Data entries
□ □ □ □ □ □ □

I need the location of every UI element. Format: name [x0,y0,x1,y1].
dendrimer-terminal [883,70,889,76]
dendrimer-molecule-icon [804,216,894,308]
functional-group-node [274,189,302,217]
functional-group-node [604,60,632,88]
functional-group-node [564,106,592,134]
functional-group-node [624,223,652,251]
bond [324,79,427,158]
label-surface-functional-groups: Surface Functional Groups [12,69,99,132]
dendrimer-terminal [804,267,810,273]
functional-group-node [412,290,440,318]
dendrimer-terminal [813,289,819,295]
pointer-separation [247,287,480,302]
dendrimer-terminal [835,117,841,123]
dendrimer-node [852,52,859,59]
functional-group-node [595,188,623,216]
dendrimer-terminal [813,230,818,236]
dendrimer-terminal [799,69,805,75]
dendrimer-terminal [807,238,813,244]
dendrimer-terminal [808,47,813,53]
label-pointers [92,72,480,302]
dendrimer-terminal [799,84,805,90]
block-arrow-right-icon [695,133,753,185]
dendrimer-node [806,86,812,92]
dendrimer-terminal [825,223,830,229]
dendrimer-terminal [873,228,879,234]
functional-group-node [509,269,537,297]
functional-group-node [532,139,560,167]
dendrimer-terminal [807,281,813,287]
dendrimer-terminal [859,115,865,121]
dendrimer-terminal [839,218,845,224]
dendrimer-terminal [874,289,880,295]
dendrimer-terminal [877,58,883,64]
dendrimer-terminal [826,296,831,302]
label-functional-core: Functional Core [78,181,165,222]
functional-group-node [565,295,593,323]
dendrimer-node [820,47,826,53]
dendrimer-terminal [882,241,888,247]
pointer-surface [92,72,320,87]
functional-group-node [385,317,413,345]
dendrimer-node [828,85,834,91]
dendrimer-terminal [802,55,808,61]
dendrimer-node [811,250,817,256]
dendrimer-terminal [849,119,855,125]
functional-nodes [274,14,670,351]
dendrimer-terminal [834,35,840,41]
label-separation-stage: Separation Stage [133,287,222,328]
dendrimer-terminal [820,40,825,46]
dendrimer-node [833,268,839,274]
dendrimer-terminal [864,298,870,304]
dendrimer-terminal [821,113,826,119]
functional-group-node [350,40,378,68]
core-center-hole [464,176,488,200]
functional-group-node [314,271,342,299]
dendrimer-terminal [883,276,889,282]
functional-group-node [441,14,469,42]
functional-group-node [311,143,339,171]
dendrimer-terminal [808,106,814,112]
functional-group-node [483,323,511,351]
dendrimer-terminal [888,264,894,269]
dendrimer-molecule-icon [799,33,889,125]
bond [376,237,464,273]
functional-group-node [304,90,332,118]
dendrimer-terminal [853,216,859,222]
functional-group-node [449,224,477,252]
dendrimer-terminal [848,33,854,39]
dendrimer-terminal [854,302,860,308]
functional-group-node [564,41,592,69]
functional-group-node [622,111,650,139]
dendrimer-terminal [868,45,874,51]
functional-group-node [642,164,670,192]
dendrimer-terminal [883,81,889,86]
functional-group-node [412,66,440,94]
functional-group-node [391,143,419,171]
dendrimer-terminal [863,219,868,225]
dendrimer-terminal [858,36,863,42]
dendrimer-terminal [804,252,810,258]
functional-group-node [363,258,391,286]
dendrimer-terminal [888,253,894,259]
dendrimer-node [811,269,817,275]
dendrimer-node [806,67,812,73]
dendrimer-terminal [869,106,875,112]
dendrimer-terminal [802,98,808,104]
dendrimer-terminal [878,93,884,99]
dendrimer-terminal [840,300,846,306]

□ □ □ □ □ □ □

**Problem to solve:** Return every line of the records above without any change, in the same order.

**Output for this task:**
I need the location of every UI element. Format: name [x0,y0,x1,y1].
dendrimer-terminal [883,70,889,76]
dendrimer-molecule-icon [804,216,894,308]
functional-group-node [274,189,302,217]
functional-group-node [604,60,632,88]
functional-group-node [564,106,592,134]
functional-group-node [624,223,652,251]
bond [324,79,427,158]
label-surface-functional-groups: Surface Functional Groups [12,69,99,132]
dendrimer-terminal [804,267,810,273]
functional-group-node [412,290,440,318]
dendrimer-terminal [813,289,819,295]
pointer-separation [247,287,480,302]
dendrimer-terminal [835,117,841,123]
dendrimer-node [852,52,859,59]
functional-group-node [595,188,623,216]
dendrimer-terminal [813,230,818,236]
dendrimer-terminal [799,69,805,75]
dendrimer-terminal [807,238,813,244]
dendrimer-terminal [808,47,813,53]
label-pointers [92,72,480,302]
dendrimer-terminal [799,84,805,90]
block-arrow-right-icon [695,133,753,185]
dendrimer-node [806,86,812,92]
dendrimer-terminal [825,223,830,229]
dendrimer-terminal [873,228,879,234]
functional-group-node [509,269,537,297]
functional-group-node [532,139,560,167]
dendrimer-terminal [807,281,813,287]
dendrimer-terminal [859,115,865,121]
dendrimer-terminal [839,218,845,224]
dendrimer-terminal [874,289,880,295]
dendrimer-terminal [877,58,883,64]
dendrimer-terminal [826,296,831,302]
label-functional-core: Functional Core [78,181,165,222]
functional-group-node [565,295,593,323]
dendrimer-node [820,47,826,53]
dendrimer-terminal [882,241,888,247]
pointer-surface [92,72,320,87]
functional-group-node [385,317,413,345]
dendrimer-node [828,85,834,91]
dendrimer-terminal [802,55,808,61]
dendrimer-node [811,250,817,256]
dendrimer-terminal [849,119,855,125]
functional-nodes [274,14,670,351]
dendrimer-terminal [834,35,840,41]
label-separation-stage: Separation Stage [133,287,222,328]
dendrimer-terminal [820,40,825,46]
dendrimer-node [833,268,839,274]
dendrimer-terminal [864,298,870,304]
dendrimer-terminal [821,113,826,119]
functional-group-node [350,40,378,68]
core-center-hole [464,176,488,200]
functional-group-node [314,271,342,299]
dendrimer-terminal [883,276,889,282]
functional-group-node [441,14,469,42]
functional-group-node [311,143,339,171]
dendrimer-terminal [808,106,814,112]
functional-group-node [483,323,511,351]
dendrimer-terminal [888,264,894,269]
dendrimer-molecule-icon [799,33,889,125]
bond [376,237,464,273]
functional-group-node [304,90,332,118]
dendrimer-terminal [853,216,859,222]
functional-group-node [449,224,477,252]
dendrimer-terminal [848,33,854,39]
dendrimer-terminal [854,302,860,308]
functional-group-node [564,41,592,69]
functional-group-node [622,111,650,139]
dendrimer-terminal [868,45,874,51]
functional-group-node [642,164,670,192]
dendrimer-terminal [883,81,889,86]
functional-group-node [412,66,440,94]
functional-group-node [391,143,419,171]
dendrimer-terminal [863,219,868,225]
dendrimer-terminal [858,36,863,42]
dendrimer-terminal [804,252,810,258]
functional-group-node [363,258,391,286]
dendrimer-terminal [888,253,894,259]
dendrimer-node [811,269,817,275]
dendrimer-node [806,67,812,73]
dendrimer-terminal [869,106,875,112]
dendrimer-terminal [802,98,808,104]
dendrimer-terminal [878,93,884,99]
dendrimer-terminal [840,300,846,306]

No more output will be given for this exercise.